• [To do] Reproduce all records verbatim.

• [Input records]
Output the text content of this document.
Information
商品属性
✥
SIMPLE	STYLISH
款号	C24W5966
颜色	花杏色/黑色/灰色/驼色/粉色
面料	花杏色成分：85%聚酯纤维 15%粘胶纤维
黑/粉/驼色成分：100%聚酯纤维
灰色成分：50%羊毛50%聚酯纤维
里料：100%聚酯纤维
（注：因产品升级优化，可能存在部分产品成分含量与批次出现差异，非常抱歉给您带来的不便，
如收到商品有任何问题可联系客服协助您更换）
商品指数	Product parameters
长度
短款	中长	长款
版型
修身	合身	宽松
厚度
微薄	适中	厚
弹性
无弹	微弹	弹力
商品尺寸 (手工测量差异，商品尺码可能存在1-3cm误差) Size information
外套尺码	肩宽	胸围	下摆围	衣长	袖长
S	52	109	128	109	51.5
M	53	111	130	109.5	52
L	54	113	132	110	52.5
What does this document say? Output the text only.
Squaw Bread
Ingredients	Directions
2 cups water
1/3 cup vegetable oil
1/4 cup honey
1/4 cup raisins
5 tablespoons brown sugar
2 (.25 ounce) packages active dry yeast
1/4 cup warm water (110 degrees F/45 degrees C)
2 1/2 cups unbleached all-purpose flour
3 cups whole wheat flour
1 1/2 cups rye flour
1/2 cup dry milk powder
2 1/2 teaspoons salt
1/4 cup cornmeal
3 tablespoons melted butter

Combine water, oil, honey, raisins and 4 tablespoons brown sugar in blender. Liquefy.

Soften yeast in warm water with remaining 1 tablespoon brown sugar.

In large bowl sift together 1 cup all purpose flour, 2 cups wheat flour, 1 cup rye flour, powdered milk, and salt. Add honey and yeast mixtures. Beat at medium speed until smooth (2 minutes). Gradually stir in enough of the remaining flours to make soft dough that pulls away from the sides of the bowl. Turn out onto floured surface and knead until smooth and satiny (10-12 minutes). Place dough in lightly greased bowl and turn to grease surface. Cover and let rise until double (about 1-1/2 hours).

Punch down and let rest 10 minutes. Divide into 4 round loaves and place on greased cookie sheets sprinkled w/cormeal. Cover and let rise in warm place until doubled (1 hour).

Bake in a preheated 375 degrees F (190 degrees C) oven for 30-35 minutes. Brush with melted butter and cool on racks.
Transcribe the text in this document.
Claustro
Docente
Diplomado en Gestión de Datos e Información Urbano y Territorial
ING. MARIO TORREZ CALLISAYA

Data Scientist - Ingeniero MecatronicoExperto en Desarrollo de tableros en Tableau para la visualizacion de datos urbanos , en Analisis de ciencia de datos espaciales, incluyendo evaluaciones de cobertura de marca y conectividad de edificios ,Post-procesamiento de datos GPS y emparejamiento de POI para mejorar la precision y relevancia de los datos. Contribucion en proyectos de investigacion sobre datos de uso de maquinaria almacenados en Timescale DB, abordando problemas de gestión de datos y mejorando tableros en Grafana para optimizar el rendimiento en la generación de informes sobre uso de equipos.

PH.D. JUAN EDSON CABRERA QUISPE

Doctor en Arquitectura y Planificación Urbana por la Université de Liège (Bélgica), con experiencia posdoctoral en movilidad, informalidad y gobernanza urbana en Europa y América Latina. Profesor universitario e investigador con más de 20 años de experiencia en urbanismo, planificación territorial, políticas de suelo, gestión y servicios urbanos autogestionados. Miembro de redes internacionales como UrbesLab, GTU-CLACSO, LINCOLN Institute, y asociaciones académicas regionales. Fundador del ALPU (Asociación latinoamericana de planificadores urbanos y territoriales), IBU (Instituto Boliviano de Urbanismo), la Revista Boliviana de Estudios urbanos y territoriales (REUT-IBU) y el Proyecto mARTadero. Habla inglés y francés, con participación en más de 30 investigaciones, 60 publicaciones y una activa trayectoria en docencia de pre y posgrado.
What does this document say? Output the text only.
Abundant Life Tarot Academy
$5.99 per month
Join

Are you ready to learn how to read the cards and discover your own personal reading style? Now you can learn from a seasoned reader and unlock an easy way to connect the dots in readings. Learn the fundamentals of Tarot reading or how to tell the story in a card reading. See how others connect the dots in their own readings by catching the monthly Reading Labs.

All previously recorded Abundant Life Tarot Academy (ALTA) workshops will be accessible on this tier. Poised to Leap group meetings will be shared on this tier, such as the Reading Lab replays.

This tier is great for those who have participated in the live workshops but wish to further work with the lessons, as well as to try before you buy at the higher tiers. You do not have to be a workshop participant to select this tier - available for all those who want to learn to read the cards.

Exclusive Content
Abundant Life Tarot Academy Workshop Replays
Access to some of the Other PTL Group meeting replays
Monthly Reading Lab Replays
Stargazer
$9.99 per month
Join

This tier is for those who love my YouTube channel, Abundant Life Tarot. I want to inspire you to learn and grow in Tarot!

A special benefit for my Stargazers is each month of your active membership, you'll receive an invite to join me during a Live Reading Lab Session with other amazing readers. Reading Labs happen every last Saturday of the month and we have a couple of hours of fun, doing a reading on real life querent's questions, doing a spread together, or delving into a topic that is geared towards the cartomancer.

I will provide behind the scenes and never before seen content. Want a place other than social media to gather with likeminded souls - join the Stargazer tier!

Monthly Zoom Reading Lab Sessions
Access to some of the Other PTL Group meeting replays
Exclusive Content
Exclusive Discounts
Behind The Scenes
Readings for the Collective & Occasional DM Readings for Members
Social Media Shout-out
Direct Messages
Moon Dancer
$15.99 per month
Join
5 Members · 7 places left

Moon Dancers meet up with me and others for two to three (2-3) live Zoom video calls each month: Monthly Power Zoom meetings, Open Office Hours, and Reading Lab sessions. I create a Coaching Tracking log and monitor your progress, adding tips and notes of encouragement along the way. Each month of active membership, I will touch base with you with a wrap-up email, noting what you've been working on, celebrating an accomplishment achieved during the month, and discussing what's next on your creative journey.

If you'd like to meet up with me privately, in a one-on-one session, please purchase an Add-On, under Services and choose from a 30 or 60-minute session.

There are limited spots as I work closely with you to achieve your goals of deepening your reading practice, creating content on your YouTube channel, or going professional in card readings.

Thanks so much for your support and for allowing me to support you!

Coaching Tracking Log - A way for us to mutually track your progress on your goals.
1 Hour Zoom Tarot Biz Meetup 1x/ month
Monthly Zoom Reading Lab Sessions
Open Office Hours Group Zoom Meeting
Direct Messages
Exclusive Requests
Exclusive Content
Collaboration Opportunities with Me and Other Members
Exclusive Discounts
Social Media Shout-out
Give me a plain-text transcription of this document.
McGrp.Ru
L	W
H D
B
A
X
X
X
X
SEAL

• [Result]
Output the text content of this document.
Information
商品属性
✥
SIMPLE	STYLISH
款号	C24W5966
颜色	花杏色/黑色/灰色/驼色/粉色
面料	花杏色成分：85%聚酯纤维 15%粘胶纤维
黑/粉/驼色成分：100%聚酯纤维
灰色成分：50%羊毛50%聚酯纤维
里料：100%聚酯纤维
（注：因产品升级优化，可能存在部分产品成分含量与批次出现差异，非常抱歉给您带来的不便，
如收到商品有任何问题可联系客服协助您更换）
商品指数	Product parameters
长度
短款	中长	长款
版型
修身	合身	宽松
厚度
微薄	适中	厚
弹性
无弹	微弹	弹力
商品尺寸 (手工测量差异，商品尺码可能存在1-3cm误差) Size information
外套尺码	肩宽	胸围	下摆围	衣长	袖长
S	52	109	128	109	51.5
M	53	111	130	109.5	52
L	54	113	132	110	52.5
What does this document say? Output the text only.
Squaw Bread
Ingredients	Directions
2 cups water
1/3 cup vegetable oil
1/4 cup honey
1/4 cup raisins
5 tablespoons brown sugar
2 (.25 ounce) packages active dry yeast
1/4 cup warm water (110 degrees F/45 degrees C)
2 1/2 cups unbleached all-purpose flour
3 cups whole wheat flour
1 1/2 cups rye flour
1/2 cup dry milk powder
2 1/2 teaspoons salt
1/4 cup cornmeal
3 tablespoons melted butter

Combine water, oil, honey, raisins and 4 tablespoons brown sugar in blender. Liquefy.

Soften yeast in warm water with remaining 1 tablespoon brown sugar.

In large bowl sift together 1 cup all purpose flour, 2 cups wheat flour, 1 cup rye flour, powdered milk, and salt. Add honey and yeast mixtures. Beat at medium speed until smooth (2 minutes). Gradually stir in enough of the remaining flours to make soft dough that pulls away from the sides of the bowl. Turn out onto floured surface and knead until smooth and satiny (10-12 minutes). Place dough in lightly greased bowl and turn to grease surface. Cover and let rise until double (about 1-1/2 hours).

Punch down and let rest 10 minutes. Divide into 4 round loaves and place on greased cookie sheets sprinkled w/cormeal. Cover and let rise in warm place until doubled (1 hour).

Bake in a preheated 375 degrees F (190 degrees C) oven for 30-35 minutes. Brush with melted butter and cool on racks.
Transcribe the text in this document.
Claustro
Docente
Diplomado en Gestión de Datos e Información Urbano y Territorial
ING. MARIO TORREZ CALLISAYA

Data Scientist - Ingeniero MecatronicoExperto en Desarrollo de tableros en Tableau para la visualizacion de datos urbanos , en Analisis de ciencia de datos espaciales, incluyendo evaluaciones de cobertura de marca y conectividad de edificios ,Post-procesamiento de datos GPS y emparejamiento de POI para mejorar la precision y relevancia de los datos. Contribucion en proyectos de investigacion sobre datos de uso de maquinaria almacenados en Timescale DB, abordando problemas de gestión de datos y mejorando tableros en Grafana para optimizar el rendimiento en la generación de informes sobre uso de equipos.

PH.D. JUAN EDSON CABRERA QUISPE

Doctor en Arquitectura y Planificación Urbana por la Université de Liège (Bélgica), con experiencia posdoctoral en movilidad, informalidad y gobernanza urbana en Europa y América Latina. Profesor universitario e investigador con más de 20 años de experiencia en urbanismo, planificación territorial, políticas de suelo, gestión y servicios urbanos autogestionados. Miembro de redes internacionales como UrbesLab, GTU-CLACSO, LINCOLN Institute, y asociaciones académicas regionales. Fundador del ALPU (Asociación latinoamericana de planificadores urbanos y territoriales), IBU (Instituto Boliviano de Urbanismo), la Revista Boliviana de Estudios urbanos y territoriales (REUT-IBU) y el Proyecto mARTadero. Habla inglés y francés, con participación en más de 30 investigaciones, 60 publicaciones y una activa trayectoria en docencia de pre y posgrado.
What does this document say? Output the text only.
Abundant Life Tarot Academy
$5.99 per month
Join

Are you ready to learn how to read the cards and discover your own personal reading style? Now you can learn from a seasoned reader and unlock an easy way to connect the dots in readings. Learn the fundamentals of Tarot reading or how to tell the story in a card reading. See how others connect the dots in their own readings by catching the monthly Reading Labs.

All previously recorded Abundant Life Tarot Academy (ALTA) workshops will be accessible on this tier. Poised to Leap group meetings will be shared on this tier, such as the Reading Lab replays.

This tier is great for those who have participated in the live workshops but wish to further work with the lessons, as well as to try before you buy at the higher tiers. You do not have to be a workshop participant to select this tier - available for all those who want to learn to read the cards.

Exclusive Content
Abundant Life Tarot Academy Workshop Replays
Access to some of the Other PTL Group meeting replays
Monthly Reading Lab Replays
Stargazer
$9.99 per month
Join

This tier is for those who love my YouTube channel, Abundant Life Tarot. I want to inspire you to learn and grow in Tarot!

A special benefit for my Stargazers is each month of your active membership, you'll receive an invite to join me during a Live Reading Lab Session with other amazing readers. Reading Labs happen every last Saturday of the month and we have a couple of hours of fun, doing a reading on real life querent's questions, doing a spread together, or delving into a topic that is geared towards the cartomancer.

I will provide behind the scenes and never before seen content. Want a place other than social media to gather with likeminded souls - join the Stargazer tier!

Monthly Zoom Reading Lab Sessions
Access to some of the Other PTL Group meeting replays
Exclusive Content
Exclusive Discounts
Behind The Scenes
Readings for the Collective & Occasional DM Readings for Members
Social Media Shout-out
Direct Messages
Moon Dancer
$15.99 per month
Join
5 Members · 7 places left

Moon Dancers meet up with me and others for two to three (2-3) live Zoom video calls each month: Monthly Power Zoom meetings, Open Office Hours, and Reading Lab sessions. I create a Coaching Tracking log and monitor your progress, adding tips and notes of encouragement along the way. Each month of active membership, I will touch base with you with a wrap-up email, noting what you've been working on, celebrating an accomplishment achieved during the month, and discussing what's next on your creative journey.

If you'd like to meet up with me privately, in a one-on-one session, please purchase an Add-On, under Services and choose from a 30 or 60-minute session.

There are limited spots as I work closely with you to achieve your goals of deepening your reading practice, creating content on your YouTube channel, or going professional in card readings.

Thanks so much for your support and for allowing me to support you!

Coaching Tracking Log - A way for us to mutually track your progress on your goals.
1 Hour Zoom Tarot Biz Meetup 1x/ month
Monthly Zoom Reading Lab Sessions
Open Office Hours Group Zoom Meeting
Direct Messages
Exclusive Requests
Exclusive Content
Collaboration Opportunities with Me and Other Members
Exclusive Discounts
Social Media Shout-out
Give me a plain-text transcription of this document.
McGrp.Ru
L	W
H D
B
A
X
X
X
X
SEAL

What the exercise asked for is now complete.